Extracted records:
⁂

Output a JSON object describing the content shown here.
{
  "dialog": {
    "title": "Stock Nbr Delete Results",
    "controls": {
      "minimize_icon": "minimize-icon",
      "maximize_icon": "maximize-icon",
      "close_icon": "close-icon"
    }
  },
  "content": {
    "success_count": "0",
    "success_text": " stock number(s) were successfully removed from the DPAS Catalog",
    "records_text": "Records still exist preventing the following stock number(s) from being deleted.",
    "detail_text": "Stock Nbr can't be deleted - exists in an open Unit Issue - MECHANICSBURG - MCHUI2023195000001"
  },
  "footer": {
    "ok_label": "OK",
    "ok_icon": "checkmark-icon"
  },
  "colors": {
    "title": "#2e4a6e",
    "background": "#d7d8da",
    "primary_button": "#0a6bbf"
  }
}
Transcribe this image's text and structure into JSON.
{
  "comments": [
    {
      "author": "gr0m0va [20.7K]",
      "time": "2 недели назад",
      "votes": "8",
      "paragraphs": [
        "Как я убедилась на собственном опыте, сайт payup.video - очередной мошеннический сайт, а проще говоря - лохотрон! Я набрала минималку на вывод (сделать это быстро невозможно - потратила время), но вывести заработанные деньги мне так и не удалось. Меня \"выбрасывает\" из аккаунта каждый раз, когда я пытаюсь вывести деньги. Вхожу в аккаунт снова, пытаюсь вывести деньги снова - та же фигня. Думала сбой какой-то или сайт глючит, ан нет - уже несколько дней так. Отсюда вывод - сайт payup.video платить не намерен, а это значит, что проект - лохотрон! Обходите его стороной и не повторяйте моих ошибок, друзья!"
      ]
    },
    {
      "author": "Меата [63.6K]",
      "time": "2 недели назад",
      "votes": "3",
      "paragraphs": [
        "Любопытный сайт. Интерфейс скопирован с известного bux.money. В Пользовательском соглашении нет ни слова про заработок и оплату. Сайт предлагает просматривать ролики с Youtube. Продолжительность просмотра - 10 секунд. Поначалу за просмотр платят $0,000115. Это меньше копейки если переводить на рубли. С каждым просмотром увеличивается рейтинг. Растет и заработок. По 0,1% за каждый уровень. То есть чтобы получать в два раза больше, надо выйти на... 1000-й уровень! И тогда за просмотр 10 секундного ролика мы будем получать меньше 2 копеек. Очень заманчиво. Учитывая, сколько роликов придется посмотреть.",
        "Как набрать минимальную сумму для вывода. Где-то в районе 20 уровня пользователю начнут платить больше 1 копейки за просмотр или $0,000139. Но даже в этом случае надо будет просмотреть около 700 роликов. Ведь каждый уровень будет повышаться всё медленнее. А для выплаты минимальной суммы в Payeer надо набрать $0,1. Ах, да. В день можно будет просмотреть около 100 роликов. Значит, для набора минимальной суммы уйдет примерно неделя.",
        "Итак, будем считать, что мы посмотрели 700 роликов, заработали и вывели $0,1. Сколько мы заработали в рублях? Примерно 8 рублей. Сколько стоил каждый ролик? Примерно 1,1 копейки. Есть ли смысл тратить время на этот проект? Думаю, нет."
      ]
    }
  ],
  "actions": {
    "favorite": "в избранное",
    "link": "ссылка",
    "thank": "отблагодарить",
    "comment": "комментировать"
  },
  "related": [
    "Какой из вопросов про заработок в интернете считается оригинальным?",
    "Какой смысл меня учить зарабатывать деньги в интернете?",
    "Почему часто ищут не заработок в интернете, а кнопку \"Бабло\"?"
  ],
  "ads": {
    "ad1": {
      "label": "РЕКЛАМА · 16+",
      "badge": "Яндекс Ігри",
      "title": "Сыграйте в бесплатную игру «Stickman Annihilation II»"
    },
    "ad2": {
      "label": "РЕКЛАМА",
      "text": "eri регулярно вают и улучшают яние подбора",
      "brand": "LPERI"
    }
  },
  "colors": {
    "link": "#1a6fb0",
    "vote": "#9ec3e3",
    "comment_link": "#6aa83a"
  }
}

⁂

What you should do
Send back all of the entries exactly, with nothing missing.

Exercise solution
Output a JSON object describing the content shown here.
{
  "dialog": {
    "title": "Stock Nbr Delete Results",
    "controls": {
      "minimize_icon": "minimize-icon",
      "maximize_icon": "maximize-icon",
      "close_icon": "close-icon"
    }
  },
  "content": {
    "success_count": "0",
    "success_text": " stock number(s) were successfully removed from the DPAS Catalog",
    "records_text": "Records still exist preventing the following stock number(s) from being deleted.",
    "detail_text": "Stock Nbr can't be deleted - exists in an open Unit Issue - MECHANICSBURG - MCHUI2023195000001"
  },
  "footer": {
    "ok_label": "OK",
    "ok_icon": "checkmark-icon"
  },
  "colors": {
    "title": "#2e4a6e",
    "background": "#d7d8da",
    "primary_button": "#0a6bbf"
  }
}
Transcribe this image's text and structure into JSON.
{
  "comments": [
    {
      "author": "gr0m0va [20.7K]",
      "time": "2 недели назад",
      "votes": "8",
      "paragraphs": [
        "Как я убедилась на собственном опыте, сайт payup.video - очередной мошеннический сайт, а проще говоря - лохотрон! Я набрала минималку на вывод (сделать это быстро невозможно - потратила время), но вывести заработанные деньги мне так и не удалось. Меня \"выбрасывает\" из аккаунта каждый раз, когда я пытаюсь вывести деньги. Вхожу в аккаунт снова, пытаюсь вывести деньги снова - та же фигня. Думала сбой какой-то или сайт глючит, ан нет - уже несколько дней так. Отсюда вывод - сайт payup.video платить не намерен, а это значит, что проект - лохотрон! Обходите его стороной и не повторяйте моих ошибок, друзья!"
      ]
    },
    {
      "author": "Меата [63.6K]",
      "time": "2 недели назад",
      "votes": "3",
      "paragraphs": [
        "Любопытный сайт. Интерфейс скопирован с известного bux.money. В Пользовательском соглашении нет ни слова про заработок и оплату. Сайт предлагает просматривать ролики с Youtube. Продолжительность просмотра - 10 секунд. Поначалу за просмотр платят $0,000115. Это меньше копейки если переводить на рубли. С каждым просмотром увеличивается рейтинг. Растет и заработок. По 0,1% за каждый уровень. То есть чтобы получать в два раза больше, надо выйти на... 1000-й уровень! И тогда за просмотр 10 секундного ролика мы будем получать меньше 2 копеек. Очень заманчиво. Учитывая, сколько роликов придется посмотреть.",
        "Как набрать минимальную сумму для вывода. Где-то в районе 20 уровня пользователю начнут платить больше 1 копейки за просмотр или $0,000139. Но даже в этом случае надо будет просмотреть около 700 роликов. Ведь каждый уровень будет повышаться всё медленнее. А для выплаты минимальной суммы в Payeer надо набрать $0,1. Ах, да. В день можно будет просмотреть около 100 роликов. Значит, для набора минимальной суммы уйдет примерно неделя.",
        "Итак, будем считать, что мы посмотрели 700 роликов, заработали и вывели $0,1. Сколько мы заработали в рублях? Примерно 8 рублей. Сколько стоил каждый ролик? Примерно 1,1 копейки. Есть ли смысл тратить время на этот проект? Думаю, нет."
      ]
    }
  ],
  "actions": {
    "favorite": "в избранное",
    "link": "ссылка",
    "thank": "отблагодарить",
    "comment": "комментировать"
  },
  "related": [
    "Какой из вопросов про заработок в интернете считается оригинальным?",
    "Какой смысл меня учить зарабатывать деньги в интернете?",
    "Почему часто ищут не заработок в интернете, а кнопку \"Бабло\"?"
  ],
  "ads": {
    "ad1": {
      "label": "РЕКЛАМА · 16+",
      "badge": "Яндекс Ігри",
      "title": "Сыграйте в бесплатную игру «Stickman Annihilation II»"
    },
    "ad2": {
      "label": "РЕКЛАМА",
      "text": "eri регулярно вают и улучшают яние подбора",
      "brand": "LPERI"
    }
  },
  "colors": {
    "link": "#1a6fb0",
    "vote": "#9ec3e3",
    "comment_link": "#6aa83a"
  }
}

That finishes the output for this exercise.